Information given ->
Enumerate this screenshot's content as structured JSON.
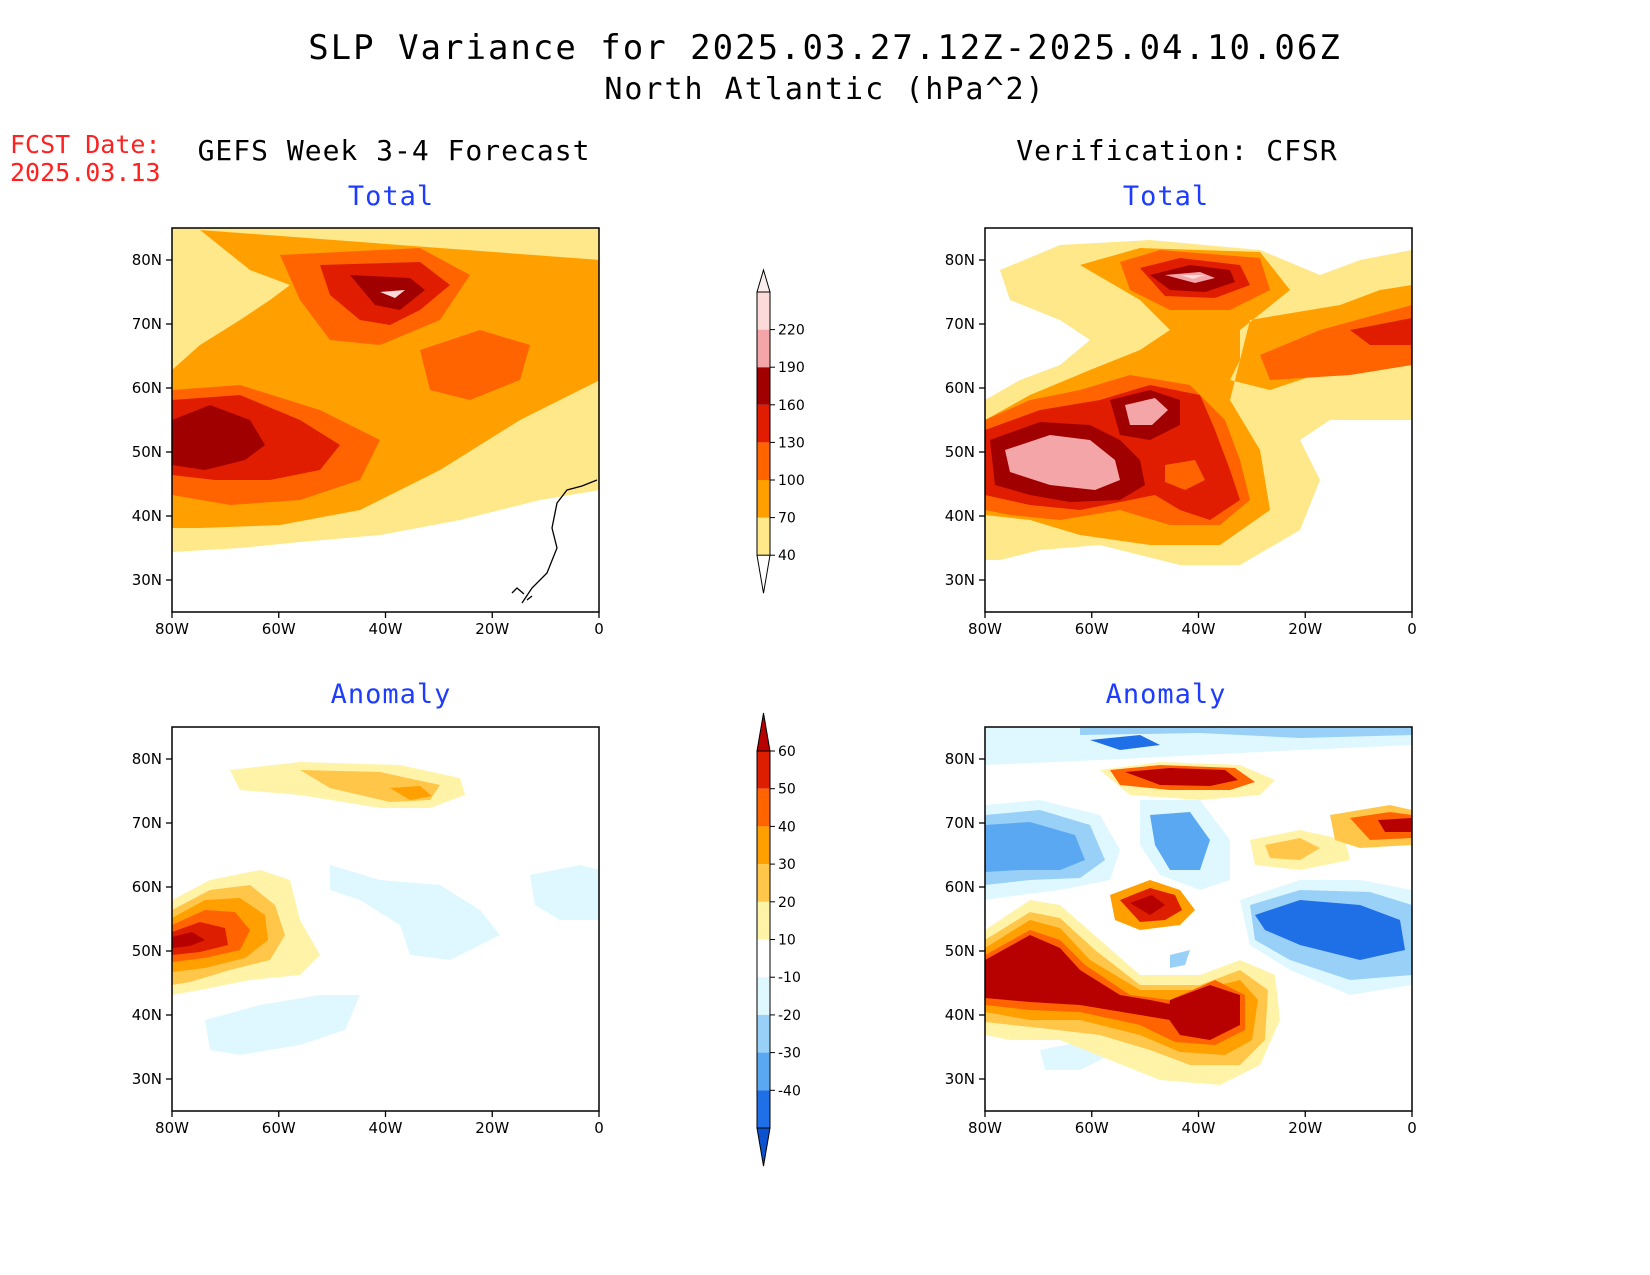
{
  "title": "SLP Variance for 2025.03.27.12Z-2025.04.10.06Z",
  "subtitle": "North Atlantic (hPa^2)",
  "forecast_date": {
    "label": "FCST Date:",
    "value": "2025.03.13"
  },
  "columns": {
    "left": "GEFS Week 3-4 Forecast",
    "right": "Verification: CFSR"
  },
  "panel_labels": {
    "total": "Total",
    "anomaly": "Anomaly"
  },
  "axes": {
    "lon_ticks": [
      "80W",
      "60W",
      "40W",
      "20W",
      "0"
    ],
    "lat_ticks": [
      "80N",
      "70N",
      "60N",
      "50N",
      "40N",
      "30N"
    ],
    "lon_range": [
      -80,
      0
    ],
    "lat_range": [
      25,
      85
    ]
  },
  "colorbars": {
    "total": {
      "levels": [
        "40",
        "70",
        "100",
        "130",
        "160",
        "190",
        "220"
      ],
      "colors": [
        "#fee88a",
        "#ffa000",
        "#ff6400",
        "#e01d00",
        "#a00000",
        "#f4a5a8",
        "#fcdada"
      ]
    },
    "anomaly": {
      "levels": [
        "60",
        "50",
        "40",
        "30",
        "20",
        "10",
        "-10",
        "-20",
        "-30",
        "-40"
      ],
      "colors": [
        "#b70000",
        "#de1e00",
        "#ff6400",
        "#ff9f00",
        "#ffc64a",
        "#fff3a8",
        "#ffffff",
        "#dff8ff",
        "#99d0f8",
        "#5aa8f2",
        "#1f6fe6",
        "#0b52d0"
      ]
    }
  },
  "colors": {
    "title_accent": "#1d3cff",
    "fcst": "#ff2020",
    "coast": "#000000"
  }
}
==
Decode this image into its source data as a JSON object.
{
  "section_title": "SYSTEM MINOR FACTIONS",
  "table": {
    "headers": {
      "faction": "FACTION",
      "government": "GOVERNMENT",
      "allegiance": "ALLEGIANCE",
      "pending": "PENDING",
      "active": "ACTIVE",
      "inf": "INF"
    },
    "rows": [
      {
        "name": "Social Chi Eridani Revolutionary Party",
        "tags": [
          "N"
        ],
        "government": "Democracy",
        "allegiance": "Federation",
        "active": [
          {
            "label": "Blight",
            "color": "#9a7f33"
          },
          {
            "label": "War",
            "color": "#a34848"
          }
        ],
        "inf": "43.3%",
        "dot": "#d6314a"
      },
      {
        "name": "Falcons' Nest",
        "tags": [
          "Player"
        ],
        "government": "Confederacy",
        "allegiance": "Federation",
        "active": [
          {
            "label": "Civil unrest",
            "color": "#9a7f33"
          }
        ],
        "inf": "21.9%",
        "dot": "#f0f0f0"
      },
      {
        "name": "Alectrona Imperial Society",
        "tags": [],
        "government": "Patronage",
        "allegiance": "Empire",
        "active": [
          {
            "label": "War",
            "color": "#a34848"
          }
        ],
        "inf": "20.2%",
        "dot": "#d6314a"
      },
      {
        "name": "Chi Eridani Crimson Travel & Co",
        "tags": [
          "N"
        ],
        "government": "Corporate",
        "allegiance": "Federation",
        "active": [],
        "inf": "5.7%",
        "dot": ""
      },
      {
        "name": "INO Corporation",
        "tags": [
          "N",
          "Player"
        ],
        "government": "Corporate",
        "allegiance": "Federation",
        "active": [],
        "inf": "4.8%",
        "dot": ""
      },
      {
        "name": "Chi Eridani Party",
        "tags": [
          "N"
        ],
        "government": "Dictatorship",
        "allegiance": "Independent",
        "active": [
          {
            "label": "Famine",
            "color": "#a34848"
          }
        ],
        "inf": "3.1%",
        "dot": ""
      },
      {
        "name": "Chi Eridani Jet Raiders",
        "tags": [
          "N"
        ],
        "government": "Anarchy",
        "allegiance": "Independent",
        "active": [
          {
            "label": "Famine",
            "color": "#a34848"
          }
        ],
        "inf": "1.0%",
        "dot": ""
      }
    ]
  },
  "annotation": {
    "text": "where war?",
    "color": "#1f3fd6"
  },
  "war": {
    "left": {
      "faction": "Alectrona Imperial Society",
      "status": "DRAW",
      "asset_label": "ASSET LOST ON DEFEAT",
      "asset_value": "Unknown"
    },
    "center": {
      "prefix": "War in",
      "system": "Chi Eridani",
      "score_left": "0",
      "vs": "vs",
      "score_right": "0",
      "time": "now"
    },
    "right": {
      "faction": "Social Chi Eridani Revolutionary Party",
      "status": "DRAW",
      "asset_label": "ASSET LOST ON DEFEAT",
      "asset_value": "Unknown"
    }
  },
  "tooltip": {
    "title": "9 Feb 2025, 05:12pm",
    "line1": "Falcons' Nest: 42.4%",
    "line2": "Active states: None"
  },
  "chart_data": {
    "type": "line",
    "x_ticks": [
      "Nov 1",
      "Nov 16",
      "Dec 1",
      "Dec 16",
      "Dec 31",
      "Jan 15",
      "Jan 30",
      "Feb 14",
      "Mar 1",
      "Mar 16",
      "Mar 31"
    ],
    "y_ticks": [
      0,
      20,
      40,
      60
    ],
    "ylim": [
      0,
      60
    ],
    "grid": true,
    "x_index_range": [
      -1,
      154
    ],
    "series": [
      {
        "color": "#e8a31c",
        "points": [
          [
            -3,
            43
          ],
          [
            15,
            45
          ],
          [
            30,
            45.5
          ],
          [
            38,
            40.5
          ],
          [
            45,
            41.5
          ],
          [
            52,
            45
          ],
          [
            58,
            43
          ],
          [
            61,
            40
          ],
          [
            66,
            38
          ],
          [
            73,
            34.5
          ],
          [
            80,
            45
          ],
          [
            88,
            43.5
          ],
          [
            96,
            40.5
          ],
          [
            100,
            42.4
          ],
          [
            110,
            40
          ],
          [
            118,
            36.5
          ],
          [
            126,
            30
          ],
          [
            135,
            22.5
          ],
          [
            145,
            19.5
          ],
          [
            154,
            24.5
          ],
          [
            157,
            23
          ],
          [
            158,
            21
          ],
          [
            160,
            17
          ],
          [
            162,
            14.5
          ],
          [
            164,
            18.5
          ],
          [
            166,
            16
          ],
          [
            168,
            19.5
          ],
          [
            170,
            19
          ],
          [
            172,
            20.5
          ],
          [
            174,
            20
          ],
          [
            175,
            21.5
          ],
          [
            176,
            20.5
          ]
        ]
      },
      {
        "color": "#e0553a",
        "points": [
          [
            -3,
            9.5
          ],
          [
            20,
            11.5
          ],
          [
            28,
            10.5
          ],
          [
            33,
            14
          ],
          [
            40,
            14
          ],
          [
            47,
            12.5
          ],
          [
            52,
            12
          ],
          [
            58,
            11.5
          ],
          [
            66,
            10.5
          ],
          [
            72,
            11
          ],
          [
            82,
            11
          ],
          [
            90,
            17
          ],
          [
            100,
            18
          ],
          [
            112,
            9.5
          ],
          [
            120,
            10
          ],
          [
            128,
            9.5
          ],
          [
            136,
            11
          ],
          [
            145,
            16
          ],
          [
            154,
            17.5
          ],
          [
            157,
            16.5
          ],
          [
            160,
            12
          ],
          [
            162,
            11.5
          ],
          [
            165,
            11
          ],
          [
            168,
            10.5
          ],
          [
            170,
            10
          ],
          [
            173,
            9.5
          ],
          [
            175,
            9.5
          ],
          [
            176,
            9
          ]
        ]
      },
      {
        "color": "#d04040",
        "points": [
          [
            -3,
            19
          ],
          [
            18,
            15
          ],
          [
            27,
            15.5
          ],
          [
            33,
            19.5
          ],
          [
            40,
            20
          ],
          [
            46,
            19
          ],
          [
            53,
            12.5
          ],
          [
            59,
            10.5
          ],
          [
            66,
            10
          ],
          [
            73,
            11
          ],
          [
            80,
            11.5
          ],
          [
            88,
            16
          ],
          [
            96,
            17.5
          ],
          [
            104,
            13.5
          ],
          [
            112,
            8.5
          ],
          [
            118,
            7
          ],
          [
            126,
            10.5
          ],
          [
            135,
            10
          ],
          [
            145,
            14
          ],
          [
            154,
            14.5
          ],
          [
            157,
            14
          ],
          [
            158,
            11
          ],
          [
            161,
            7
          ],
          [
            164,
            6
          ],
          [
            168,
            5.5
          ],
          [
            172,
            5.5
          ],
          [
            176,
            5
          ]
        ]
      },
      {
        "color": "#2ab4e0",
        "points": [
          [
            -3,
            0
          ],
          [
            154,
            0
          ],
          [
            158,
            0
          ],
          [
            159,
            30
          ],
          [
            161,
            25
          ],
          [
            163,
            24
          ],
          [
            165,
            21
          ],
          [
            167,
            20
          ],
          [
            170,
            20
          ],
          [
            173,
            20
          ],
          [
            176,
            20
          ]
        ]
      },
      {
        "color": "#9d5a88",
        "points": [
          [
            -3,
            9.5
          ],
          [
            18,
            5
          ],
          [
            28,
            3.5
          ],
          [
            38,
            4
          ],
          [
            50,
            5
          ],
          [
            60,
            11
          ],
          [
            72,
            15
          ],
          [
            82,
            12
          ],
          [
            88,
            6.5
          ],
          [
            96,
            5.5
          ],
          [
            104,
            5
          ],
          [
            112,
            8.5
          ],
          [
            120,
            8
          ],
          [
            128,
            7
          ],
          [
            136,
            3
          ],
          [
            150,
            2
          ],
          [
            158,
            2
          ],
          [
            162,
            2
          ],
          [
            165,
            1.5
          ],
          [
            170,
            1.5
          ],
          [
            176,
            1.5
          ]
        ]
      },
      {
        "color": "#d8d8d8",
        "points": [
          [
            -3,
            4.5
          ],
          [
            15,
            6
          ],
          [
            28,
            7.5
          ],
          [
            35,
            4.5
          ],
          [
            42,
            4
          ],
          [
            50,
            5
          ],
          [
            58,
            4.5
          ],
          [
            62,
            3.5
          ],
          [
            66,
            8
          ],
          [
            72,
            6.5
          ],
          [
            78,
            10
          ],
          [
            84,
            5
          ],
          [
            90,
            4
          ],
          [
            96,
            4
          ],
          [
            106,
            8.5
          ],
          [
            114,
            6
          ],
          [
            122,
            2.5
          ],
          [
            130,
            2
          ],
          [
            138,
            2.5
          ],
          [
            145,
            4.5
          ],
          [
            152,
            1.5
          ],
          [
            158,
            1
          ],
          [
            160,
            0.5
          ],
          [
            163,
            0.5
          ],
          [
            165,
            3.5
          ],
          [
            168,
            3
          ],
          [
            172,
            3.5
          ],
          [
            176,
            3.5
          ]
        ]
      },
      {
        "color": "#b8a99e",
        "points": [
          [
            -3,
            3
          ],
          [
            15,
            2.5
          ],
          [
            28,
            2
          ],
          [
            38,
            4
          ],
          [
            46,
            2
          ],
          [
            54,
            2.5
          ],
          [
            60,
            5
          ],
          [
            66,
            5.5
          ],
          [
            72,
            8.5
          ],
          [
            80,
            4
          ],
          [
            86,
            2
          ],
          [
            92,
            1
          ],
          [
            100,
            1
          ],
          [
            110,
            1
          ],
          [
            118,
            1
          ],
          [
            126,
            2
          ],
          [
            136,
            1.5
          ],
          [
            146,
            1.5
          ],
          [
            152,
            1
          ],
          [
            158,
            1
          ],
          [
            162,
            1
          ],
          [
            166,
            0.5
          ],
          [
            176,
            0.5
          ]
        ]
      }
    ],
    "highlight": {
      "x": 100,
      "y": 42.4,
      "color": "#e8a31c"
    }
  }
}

Exercise instructions ->
Return each line of the listing that holds the string "Party".

Output of the task ->
        "name": "Social Chi Eridani Revolutionary Party",
        "name": "Chi Eridani Party",
      "faction": "Social Chi Eridani Revolutionary Party",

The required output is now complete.